#### [What you need to do]
Copy out each line of the material below verbatim.

(Saved entries)

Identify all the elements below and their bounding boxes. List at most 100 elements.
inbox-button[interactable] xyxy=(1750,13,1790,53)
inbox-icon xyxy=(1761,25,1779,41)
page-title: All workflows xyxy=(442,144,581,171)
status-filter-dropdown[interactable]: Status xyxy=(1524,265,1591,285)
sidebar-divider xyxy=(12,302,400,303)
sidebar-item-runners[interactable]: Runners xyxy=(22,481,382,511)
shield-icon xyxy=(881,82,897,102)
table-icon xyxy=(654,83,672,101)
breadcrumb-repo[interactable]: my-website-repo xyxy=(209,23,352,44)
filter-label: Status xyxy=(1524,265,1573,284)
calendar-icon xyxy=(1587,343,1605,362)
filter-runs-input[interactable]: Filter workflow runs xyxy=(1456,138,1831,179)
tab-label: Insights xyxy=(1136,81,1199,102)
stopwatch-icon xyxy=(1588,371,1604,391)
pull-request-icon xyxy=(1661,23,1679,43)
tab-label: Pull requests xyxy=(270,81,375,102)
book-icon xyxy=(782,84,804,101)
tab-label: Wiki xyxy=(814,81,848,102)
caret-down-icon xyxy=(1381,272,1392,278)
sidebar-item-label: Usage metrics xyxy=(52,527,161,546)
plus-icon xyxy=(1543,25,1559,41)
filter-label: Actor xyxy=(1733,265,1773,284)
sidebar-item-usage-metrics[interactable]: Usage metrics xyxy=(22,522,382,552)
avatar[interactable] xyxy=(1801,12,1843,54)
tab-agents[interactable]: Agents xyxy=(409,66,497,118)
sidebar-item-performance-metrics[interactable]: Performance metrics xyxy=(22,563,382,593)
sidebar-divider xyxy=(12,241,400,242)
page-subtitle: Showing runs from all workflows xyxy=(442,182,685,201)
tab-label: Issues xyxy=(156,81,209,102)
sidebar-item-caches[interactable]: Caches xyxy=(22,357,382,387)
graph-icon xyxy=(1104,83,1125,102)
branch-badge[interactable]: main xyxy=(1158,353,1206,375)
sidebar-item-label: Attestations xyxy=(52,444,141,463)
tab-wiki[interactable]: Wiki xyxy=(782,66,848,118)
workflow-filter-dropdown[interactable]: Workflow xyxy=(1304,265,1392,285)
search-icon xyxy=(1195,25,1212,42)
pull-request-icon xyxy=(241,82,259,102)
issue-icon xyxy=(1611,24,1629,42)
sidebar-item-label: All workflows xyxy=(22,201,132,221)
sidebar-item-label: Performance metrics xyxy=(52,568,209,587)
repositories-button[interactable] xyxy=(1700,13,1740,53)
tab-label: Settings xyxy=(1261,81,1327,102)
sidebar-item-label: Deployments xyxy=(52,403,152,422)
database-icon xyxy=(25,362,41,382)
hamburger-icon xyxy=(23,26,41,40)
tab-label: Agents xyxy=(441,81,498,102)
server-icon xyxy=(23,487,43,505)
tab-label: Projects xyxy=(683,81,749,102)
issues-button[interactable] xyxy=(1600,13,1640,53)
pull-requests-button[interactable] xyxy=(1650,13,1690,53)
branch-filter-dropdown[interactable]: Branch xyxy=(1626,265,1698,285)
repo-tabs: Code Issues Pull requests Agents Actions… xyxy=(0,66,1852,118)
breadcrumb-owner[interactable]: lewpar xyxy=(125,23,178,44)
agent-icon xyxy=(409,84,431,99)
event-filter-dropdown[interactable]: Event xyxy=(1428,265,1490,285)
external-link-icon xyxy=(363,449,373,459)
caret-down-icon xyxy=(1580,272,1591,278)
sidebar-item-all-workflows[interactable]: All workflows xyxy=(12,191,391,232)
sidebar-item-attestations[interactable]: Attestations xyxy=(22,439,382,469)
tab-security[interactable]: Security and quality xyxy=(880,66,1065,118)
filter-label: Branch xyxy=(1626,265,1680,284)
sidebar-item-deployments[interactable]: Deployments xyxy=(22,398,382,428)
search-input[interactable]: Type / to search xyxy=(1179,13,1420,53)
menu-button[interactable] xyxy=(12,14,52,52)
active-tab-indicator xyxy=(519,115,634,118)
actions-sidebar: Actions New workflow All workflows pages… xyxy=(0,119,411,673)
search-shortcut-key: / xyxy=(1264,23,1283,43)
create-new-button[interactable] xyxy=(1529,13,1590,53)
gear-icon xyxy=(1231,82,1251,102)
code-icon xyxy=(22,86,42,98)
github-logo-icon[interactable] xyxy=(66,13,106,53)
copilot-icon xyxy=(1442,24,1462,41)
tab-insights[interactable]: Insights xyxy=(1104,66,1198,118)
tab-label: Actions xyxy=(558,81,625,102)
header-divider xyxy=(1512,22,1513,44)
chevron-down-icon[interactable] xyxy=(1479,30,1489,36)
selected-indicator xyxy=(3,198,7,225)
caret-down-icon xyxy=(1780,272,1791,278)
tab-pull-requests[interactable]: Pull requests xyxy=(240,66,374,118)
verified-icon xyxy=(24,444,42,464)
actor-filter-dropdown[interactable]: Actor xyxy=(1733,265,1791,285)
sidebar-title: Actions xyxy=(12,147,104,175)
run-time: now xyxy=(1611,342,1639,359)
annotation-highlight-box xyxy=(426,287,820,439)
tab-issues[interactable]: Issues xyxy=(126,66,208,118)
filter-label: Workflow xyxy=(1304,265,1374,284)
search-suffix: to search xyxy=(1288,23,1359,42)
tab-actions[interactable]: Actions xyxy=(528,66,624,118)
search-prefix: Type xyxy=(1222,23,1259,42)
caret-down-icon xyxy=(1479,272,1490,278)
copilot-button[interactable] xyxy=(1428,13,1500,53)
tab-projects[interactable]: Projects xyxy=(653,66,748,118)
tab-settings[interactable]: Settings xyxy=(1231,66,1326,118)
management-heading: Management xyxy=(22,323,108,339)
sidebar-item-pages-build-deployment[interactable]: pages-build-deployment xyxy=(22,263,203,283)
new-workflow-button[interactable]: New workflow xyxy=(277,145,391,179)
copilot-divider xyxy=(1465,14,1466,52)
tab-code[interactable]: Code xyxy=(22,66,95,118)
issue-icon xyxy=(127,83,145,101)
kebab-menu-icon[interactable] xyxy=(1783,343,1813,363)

#### [Correct output]
Identify all the elements below and their bounding boxes. List at most 100 elements.
inbox-button[interactable] xyxy=(1750,13,1790,53)
inbox-icon xyxy=(1761,25,1779,41)
page-title: All workflows xyxy=(442,144,581,171)
status-filter-dropdown[interactable]: Status xyxy=(1524,265,1591,285)
sidebar-divider xyxy=(12,302,400,303)
sidebar-item-runners[interactable]: Runners xyxy=(22,481,382,511)
shield-icon xyxy=(881,82,897,102)
table-icon xyxy=(654,83,672,101)
breadcrumb-repo[interactable]: my-website-repo xyxy=(209,23,352,44)
filter-label: Status xyxy=(1524,265,1573,284)
calendar-icon xyxy=(1587,343,1605,362)
filter-runs-input[interactable]: Filter workflow runs xyxy=(1456,138,1831,179)
tab-label: Insights xyxy=(1136,81,1199,102)
stopwatch-icon xyxy=(1588,371,1604,391)
pull-request-icon xyxy=(1661,23,1679,43)
tab-label: Pull requests xyxy=(270,81,375,102)
book-icon xyxy=(782,84,804,101)
tab-label: Wiki xyxy=(814,81,848,102)
caret-down-icon xyxy=(1381,272,1392,278)
sidebar-item-label: Usage metrics xyxy=(52,527,161,546)
plus-icon xyxy=(1543,25,1559,41)
filter-label: Actor xyxy=(1733,265,1773,284)
sidebar-item-usage-metrics[interactable]: Usage metrics xyxy=(22,522,382,552)
avatar[interactable] xyxy=(1801,12,1843,54)
tab-agents[interactable]: Agents xyxy=(409,66,497,118)
sidebar-item-performance-metrics[interactable]: Performance metrics xyxy=(22,563,382,593)
sidebar-divider xyxy=(12,241,400,242)
page-subtitle: Showing runs from all workflows xyxy=(442,182,685,201)
tab-label: Issues xyxy=(156,81,209,102)
sidebar-item-caches[interactable]: Caches xyxy=(22,357,382,387)
graph-icon xyxy=(1104,83,1125,102)
branch-badge[interactable]: main xyxy=(1158,353,1206,375)
sidebar-item-label: Attestations xyxy=(52,444,141,463)
tab-wiki[interactable]: Wiki xyxy=(782,66,848,118)
workflow-filter-dropdown[interactable]: Workflow xyxy=(1304,265,1392,285)
search-icon xyxy=(1195,25,1212,42)
pull-request-icon xyxy=(241,82,259,102)
issue-icon xyxy=(1611,24,1629,42)
sidebar-item-label: All workflows xyxy=(22,201,132,221)
sidebar-item-label: Performance metrics xyxy=(52,568,209,587)
repositories-button[interactable] xyxy=(1700,13,1740,53)
tab-label: Settings xyxy=(1261,81,1327,102)
sidebar-item-label: Deployments xyxy=(52,403,152,422)
database-icon xyxy=(25,362,41,382)
hamburger-icon xyxy=(23,26,41,40)
tab-label: Agents xyxy=(441,81,498,102)
server-icon xyxy=(23,487,43,505)
tab-label: Projects xyxy=(683,81,749,102)
issues-button[interactable] xyxy=(1600,13,1640,53)
pull-requests-button[interactable] xyxy=(1650,13,1690,53)
branch-filter-dropdown[interactable]: Branch xyxy=(1626,265,1698,285)
repo-tabs: Code Issues Pull requests Agents Actions… xyxy=(0,66,1852,118)
breadcrumb-owner[interactable]: lewpar xyxy=(125,23,178,44)
agent-icon xyxy=(409,84,431,99)
event-filter-dropdown[interactable]: Event xyxy=(1428,265,1490,285)
external-link-icon xyxy=(363,449,373,459)
caret-down-icon xyxy=(1580,272,1591,278)
sidebar-item-all-workflows[interactable]: All workflows xyxy=(12,191,391,232)
sidebar-item-attestations[interactable]: Attestations xyxy=(22,439,382,469)
tab-security[interactable]: Security and quality xyxy=(880,66,1065,118)
filter-label: Branch xyxy=(1626,265,1680,284)
sidebar-item-deployments[interactable]: Deployments xyxy=(22,398,382,428)
search-input[interactable]: Type / to search xyxy=(1179,13,1420,53)
menu-button[interactable] xyxy=(12,14,52,52)
active-tab-indicator xyxy=(519,115,634,118)
actions-sidebar: Actions New workflow All workflows pages… xyxy=(0,119,411,673)
search-shortcut-key: / xyxy=(1264,23,1283,43)
create-new-button[interactable] xyxy=(1529,13,1590,53)
gear-icon xyxy=(1231,82,1251,102)
code-icon xyxy=(22,86,42,98)
github-logo-icon[interactable] xyxy=(66,13,106,53)
copilot-icon xyxy=(1442,24,1462,41)
tab-insights[interactable]: Insights xyxy=(1104,66,1198,118)
tab-label: Actions xyxy=(558,81,625,102)
header-divider xyxy=(1512,22,1513,44)
chevron-down-icon[interactable] xyxy=(1479,30,1489,36)
selected-indicator xyxy=(3,198,7,225)
caret-down-icon xyxy=(1780,272,1791,278)
tab-pull-requests[interactable]: Pull requests xyxy=(240,66,374,118)
verified-icon xyxy=(24,444,42,464)
actor-filter-dropdown[interactable]: Actor xyxy=(1733,265,1791,285)
sidebar-title: Actions xyxy=(12,147,104,175)
run-time: now xyxy=(1611,342,1639,359)
annotation-highlight-box xyxy=(426,287,820,439)
tab-issues[interactable]: Issues xyxy=(126,66,208,118)
filter-label: Workflow xyxy=(1304,265,1374,284)
search-suffix: to search xyxy=(1288,23,1359,42)
tab-actions[interactable]: Actions xyxy=(528,66,624,118)
search-prefix: Type xyxy=(1222,23,1259,42)
caret-down-icon xyxy=(1479,272,1490,278)
copilot-button[interactable] xyxy=(1428,13,1500,53)
tab-projects[interactable]: Projects xyxy=(653,66,748,118)
tab-settings[interactable]: Settings xyxy=(1231,66,1326,118)
management-heading: Management xyxy=(22,323,108,339)
sidebar-item-pages-build-deployment[interactable]: pages-build-deployment xyxy=(22,263,203,283)
new-workflow-button[interactable]: New workflow xyxy=(277,145,391,179)
copilot-divider xyxy=(1465,14,1466,52)
tab-code[interactable]: Code xyxy=(22,66,95,118)
issue-icon xyxy=(127,83,145,101)
kebab-menu-icon[interactable] xyxy=(1783,343,1813,363)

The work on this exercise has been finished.